▶ _DIRECTION_: In this exercise, reproduce all the entries that follow exactly.

— begin ENTRIES PROVIDED —

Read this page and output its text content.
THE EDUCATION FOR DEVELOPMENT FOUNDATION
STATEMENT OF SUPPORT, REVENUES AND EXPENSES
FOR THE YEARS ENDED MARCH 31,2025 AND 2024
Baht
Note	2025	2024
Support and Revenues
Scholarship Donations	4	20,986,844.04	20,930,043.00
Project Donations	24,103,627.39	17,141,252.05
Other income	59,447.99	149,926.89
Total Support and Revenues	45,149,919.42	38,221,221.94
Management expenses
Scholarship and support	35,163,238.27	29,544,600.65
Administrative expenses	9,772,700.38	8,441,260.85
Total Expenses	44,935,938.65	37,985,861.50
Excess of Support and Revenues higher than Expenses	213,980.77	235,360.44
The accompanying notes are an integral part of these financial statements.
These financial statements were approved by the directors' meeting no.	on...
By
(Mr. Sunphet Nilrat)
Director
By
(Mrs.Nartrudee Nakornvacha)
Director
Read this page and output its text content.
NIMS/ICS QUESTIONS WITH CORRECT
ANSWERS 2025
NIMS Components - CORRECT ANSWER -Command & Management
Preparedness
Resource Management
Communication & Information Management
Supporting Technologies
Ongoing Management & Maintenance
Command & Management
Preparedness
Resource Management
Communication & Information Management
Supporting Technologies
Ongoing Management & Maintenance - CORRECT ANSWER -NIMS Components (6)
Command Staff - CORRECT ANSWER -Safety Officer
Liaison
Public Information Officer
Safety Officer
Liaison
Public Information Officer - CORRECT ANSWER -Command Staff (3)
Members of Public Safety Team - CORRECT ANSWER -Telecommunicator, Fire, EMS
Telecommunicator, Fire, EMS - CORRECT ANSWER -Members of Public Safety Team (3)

— end ENTRIES PROVIDED —

▶ _WRITTEN REPLY_:
Read this page and output its text content.
THE EDUCATION FOR DEVELOPMENT FOUNDATION
STATEMENT OF SUPPORT, REVENUES AND EXPENSES
FOR THE YEARS ENDED MARCH 31,2025 AND 2024
Baht
Note	2025	2024
Support and Revenues
Scholarship Donations	4	20,986,844.04	20,930,043.00
Project Donations	24,103,627.39	17,141,252.05
Other income	59,447.99	149,926.89
Total Support and Revenues	45,149,919.42	38,221,221.94
Management expenses
Scholarship and support	35,163,238.27	29,544,600.65
Administrative expenses	9,772,700.38	8,441,260.85
Total Expenses	44,935,938.65	37,985,861.50
Excess of Support and Revenues higher than Expenses	213,980.77	235,360.44
The accompanying notes are an integral part of these financial statements.
These financial statements were approved by the directors' meeting no.	on...
By
(Mr. Sunphet Nilrat)
Director
By
(Mrs.Nartrudee Nakornvacha)
Director
Read this page and output its text content.
NIMS/ICS QUESTIONS WITH CORRECT
ANSWERS 2025
NIMS Components - CORRECT ANSWER -Command & Management
Preparedness
Resource Management
Communication & Information Management
Supporting Technologies
Ongoing Management & Maintenance
Command & Management
Preparedness
Resource Management
Communication & Information Management
Supporting Technologies
Ongoing Management & Maintenance - CORRECT ANSWER -NIMS Components (6)
Command Staff - CORRECT ANSWER -Safety Officer
Liaison
Public Information Officer
Safety Officer
Liaison
Public Information Officer - CORRECT ANSWER -Command Staff (3)
Members of Public Safety Team - CORRECT ANSWER -Telecommunicator, Fire, EMS
Telecommunicator, Fire, EMS - CORRECT ANSWER -Members of Public Safety Team (3)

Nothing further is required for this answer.